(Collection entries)

>> Start

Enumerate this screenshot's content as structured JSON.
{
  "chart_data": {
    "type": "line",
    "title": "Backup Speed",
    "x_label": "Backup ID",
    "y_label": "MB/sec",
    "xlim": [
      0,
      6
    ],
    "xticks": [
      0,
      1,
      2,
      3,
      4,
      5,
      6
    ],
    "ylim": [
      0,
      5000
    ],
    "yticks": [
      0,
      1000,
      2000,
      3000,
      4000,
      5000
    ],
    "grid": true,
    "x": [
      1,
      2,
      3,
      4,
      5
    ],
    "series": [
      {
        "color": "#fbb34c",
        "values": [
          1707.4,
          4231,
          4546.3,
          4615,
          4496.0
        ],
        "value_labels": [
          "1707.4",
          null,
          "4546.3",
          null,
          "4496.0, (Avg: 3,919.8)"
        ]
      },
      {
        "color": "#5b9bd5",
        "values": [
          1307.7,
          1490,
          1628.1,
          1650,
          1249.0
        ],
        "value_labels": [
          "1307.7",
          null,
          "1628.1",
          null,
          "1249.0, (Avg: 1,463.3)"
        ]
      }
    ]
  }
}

>> End

- What you have to do
Check every line of the entries above for the word "Backup" and report how many lines contain it, giving the number only.

- Expected output
2